(What is being asked)
Using the entries that follow, count the lines containing the word "Alchemist" and give that number by itself.

[Stored entries]
☆ ☆ ☆ ☆ ☆

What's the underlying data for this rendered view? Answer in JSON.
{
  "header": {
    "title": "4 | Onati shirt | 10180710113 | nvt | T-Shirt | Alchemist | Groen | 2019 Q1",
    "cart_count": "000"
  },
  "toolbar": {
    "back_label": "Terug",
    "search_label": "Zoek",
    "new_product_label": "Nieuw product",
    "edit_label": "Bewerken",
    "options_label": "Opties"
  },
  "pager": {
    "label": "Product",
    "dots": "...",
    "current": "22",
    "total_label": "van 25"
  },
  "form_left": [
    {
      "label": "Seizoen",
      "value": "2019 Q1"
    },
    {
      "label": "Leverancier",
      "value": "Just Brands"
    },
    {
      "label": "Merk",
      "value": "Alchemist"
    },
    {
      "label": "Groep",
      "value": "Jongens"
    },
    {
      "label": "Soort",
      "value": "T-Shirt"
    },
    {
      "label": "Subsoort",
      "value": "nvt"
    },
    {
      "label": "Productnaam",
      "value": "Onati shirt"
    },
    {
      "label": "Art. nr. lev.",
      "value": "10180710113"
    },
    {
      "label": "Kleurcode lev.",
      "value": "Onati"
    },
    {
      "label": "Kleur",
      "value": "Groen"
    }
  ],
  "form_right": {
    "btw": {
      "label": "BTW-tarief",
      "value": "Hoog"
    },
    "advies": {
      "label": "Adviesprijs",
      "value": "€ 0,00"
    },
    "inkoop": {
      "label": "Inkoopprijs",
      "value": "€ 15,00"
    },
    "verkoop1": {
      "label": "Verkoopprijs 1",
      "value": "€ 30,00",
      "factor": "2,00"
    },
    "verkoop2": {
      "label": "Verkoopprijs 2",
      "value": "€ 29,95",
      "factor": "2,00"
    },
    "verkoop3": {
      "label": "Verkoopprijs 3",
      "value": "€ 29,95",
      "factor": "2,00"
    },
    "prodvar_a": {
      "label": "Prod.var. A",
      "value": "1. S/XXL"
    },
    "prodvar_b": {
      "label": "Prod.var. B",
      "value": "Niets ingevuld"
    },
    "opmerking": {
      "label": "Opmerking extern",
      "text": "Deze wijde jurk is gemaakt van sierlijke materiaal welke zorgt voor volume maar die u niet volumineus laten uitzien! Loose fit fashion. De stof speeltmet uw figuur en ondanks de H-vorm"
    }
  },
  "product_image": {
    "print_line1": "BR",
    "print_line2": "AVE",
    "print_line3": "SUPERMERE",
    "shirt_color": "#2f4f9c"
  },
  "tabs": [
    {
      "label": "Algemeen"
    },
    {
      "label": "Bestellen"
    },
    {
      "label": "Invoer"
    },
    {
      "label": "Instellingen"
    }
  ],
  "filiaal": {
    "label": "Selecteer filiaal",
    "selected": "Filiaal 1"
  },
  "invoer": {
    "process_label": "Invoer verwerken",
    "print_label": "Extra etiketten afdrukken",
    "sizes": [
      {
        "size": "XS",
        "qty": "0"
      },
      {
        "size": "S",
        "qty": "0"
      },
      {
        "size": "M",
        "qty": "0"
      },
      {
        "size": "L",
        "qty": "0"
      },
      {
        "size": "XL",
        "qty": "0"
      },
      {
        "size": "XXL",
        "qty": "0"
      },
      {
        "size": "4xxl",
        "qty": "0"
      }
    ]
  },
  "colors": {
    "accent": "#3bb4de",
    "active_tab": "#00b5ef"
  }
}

☆ ☆ ☆ ☆ ☆

(Exercise answer)
2